Transcribe each entry below exactly. Pictures do not go in the copy.

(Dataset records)
================
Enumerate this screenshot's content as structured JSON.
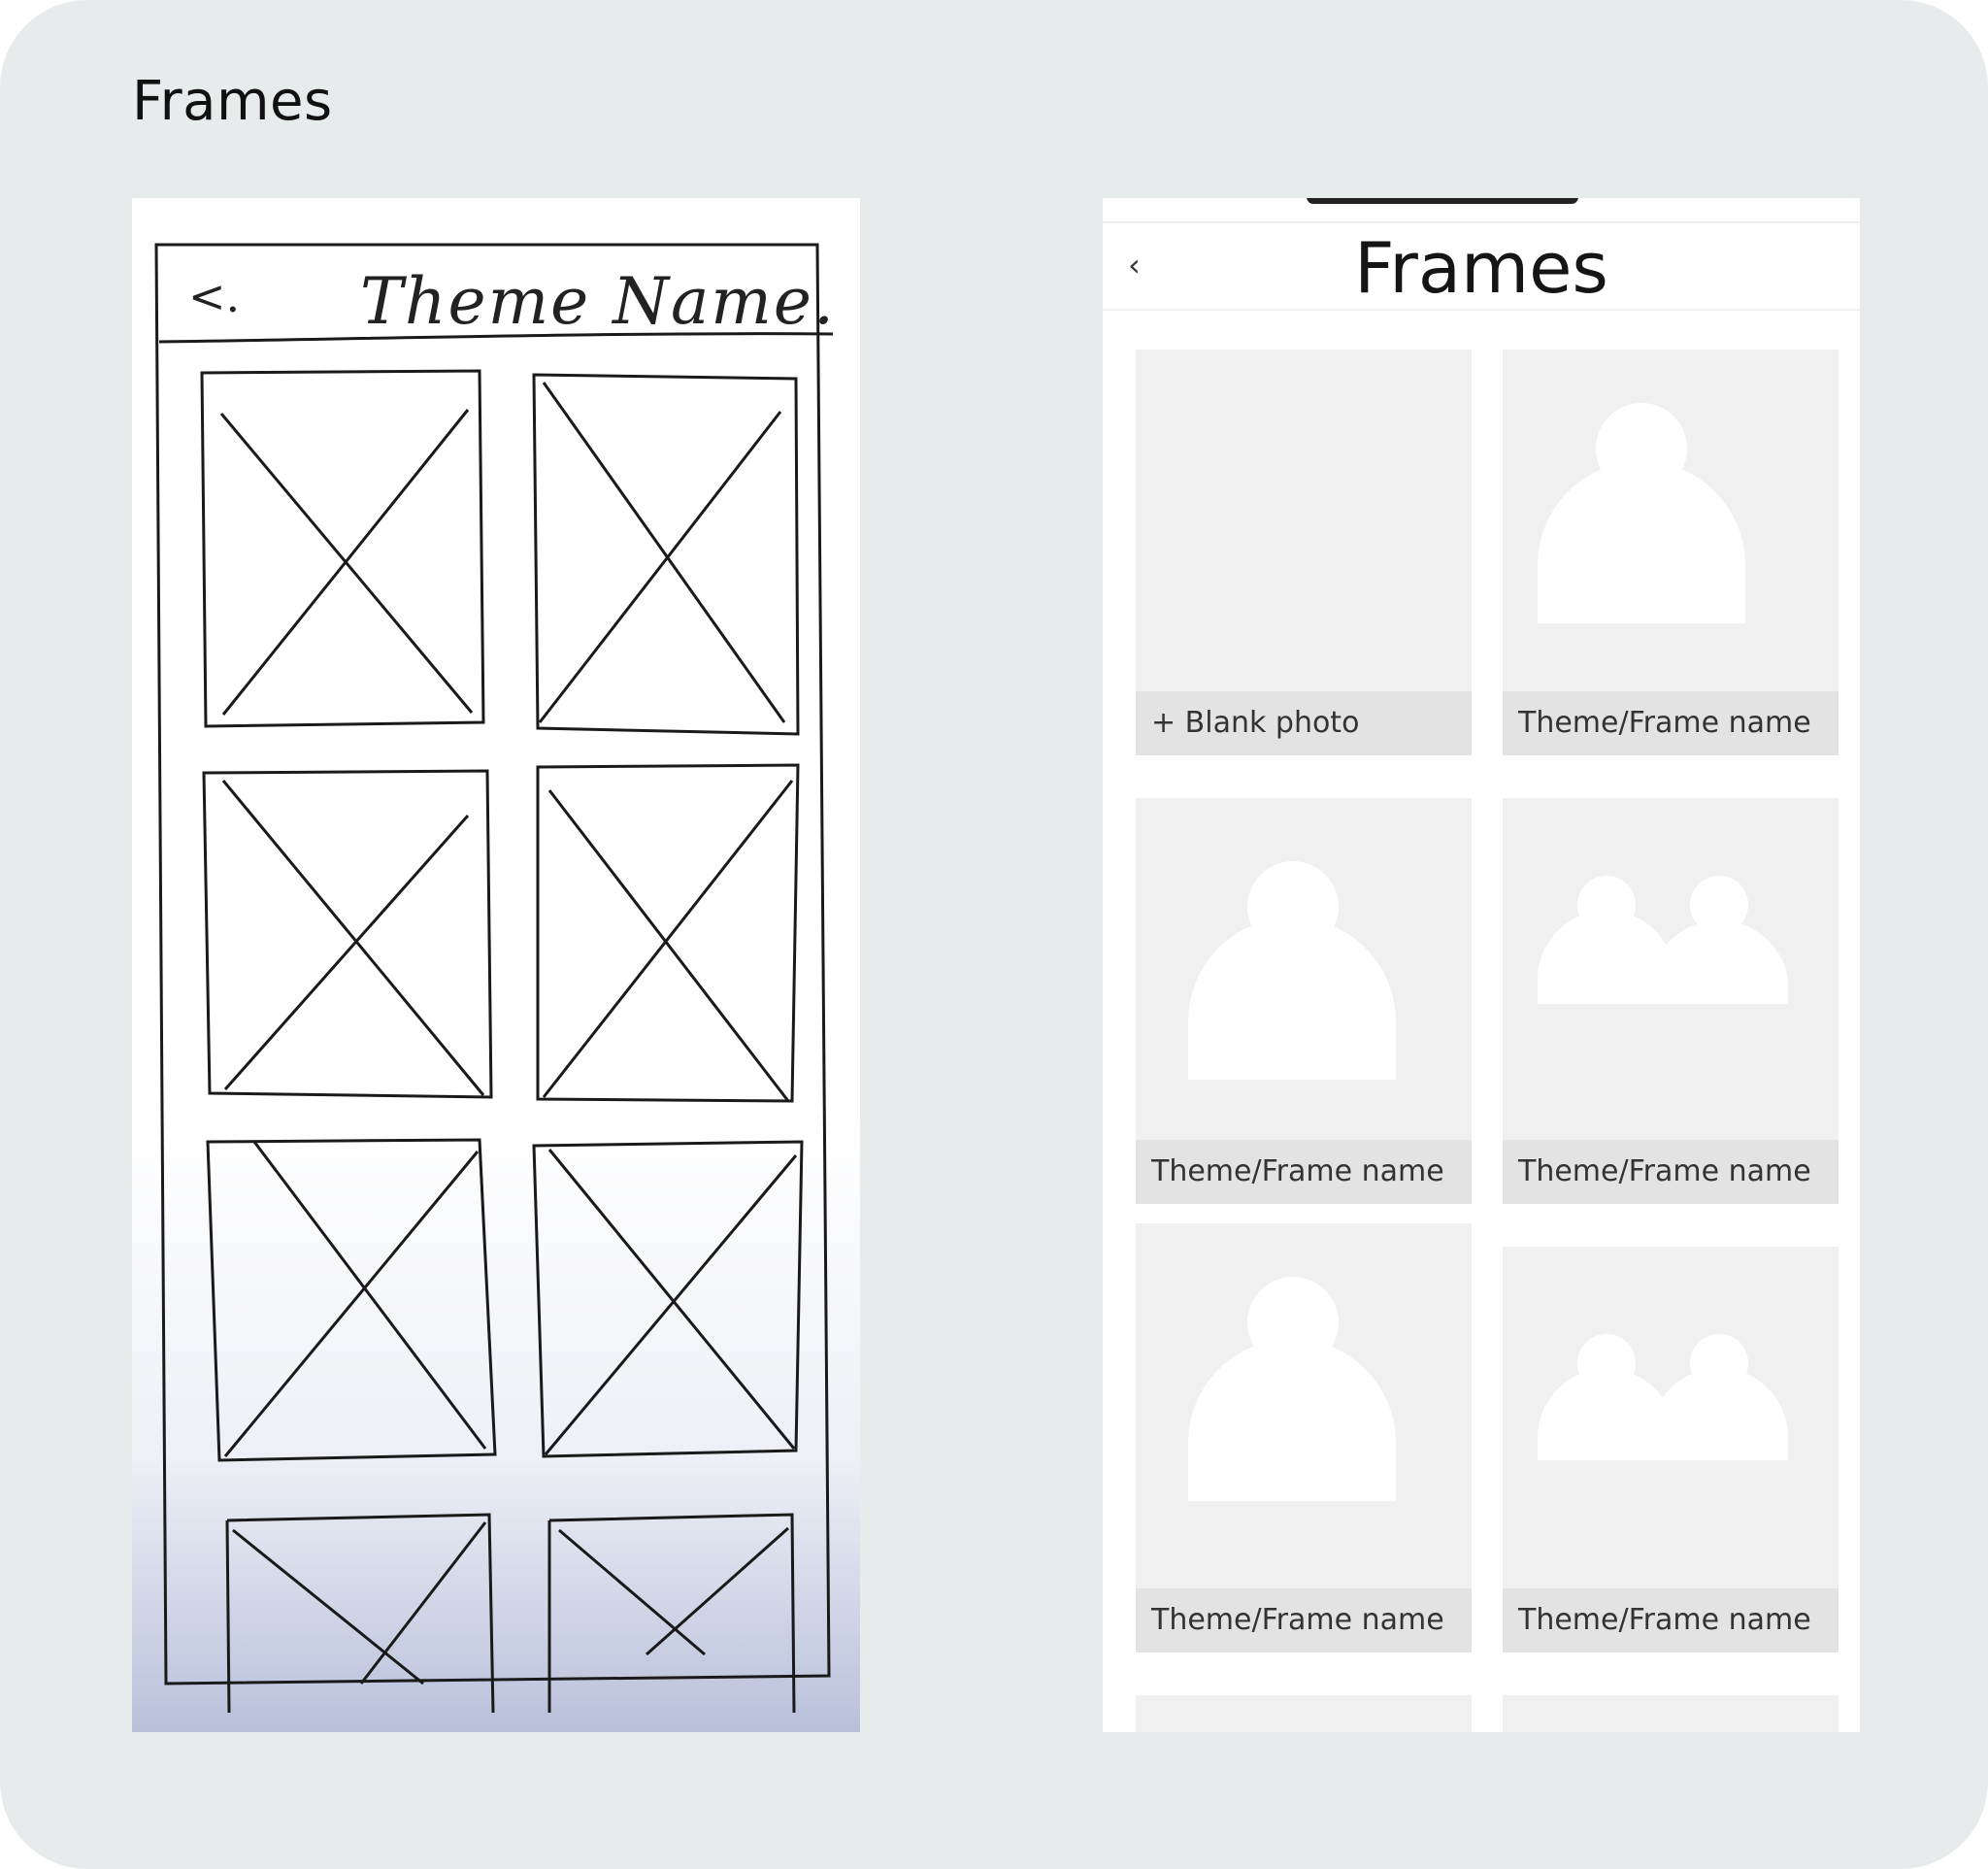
{
  "page": {
    "title": "Frames"
  },
  "sketch": {
    "back_glyph": "<.",
    "title": "Theme Name."
  },
  "wireframe": {
    "header": {
      "back_glyph": "‹",
      "title": "Frames"
    },
    "tiles": [
      {
        "label": "+ Blank photo",
        "icon": "none"
      },
      {
        "label": "Theme/Frame name",
        "icon": "person-icon"
      },
      {
        "label": "Theme/Frame name",
        "icon": "person-icon"
      },
      {
        "label": "Theme/Frame name",
        "icon": "two-persons-icon"
      },
      {
        "label": "Theme/Frame name",
        "icon": "person-icon"
      },
      {
        "label": "Theme/Frame name",
        "icon": "two-persons-icon"
      }
    ]
  }
}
================
- **SOLUTION BELOW**
Enumerate this screenshot's content as structured JSON.
{
  "page": {
    "title": "Frames"
  },
  "sketch": {
    "back_glyph": "<.",
    "title": "Theme Name."
  },
  "wireframe": {
    "header": {
      "back_glyph": "‹",
      "title": "Frames"
    },
    "tiles": [
      {
        "label": "+ Blank photo",
        "icon": "none"
      },
      {
        "label": "Theme/Frame name",
        "icon": "person-icon"
      },
      {
        "label": "Theme/Frame name",
        "icon": "person-icon"
      },
      {
        "label": "Theme/Frame name",
        "icon": "two-persons-icon"
      },
      {
        "label": "Theme/Frame name",
        "icon": "person-icon"
      },
      {
        "label": "Theme/Frame name",
        "icon": "two-persons-icon"
      }
    ]
  }
}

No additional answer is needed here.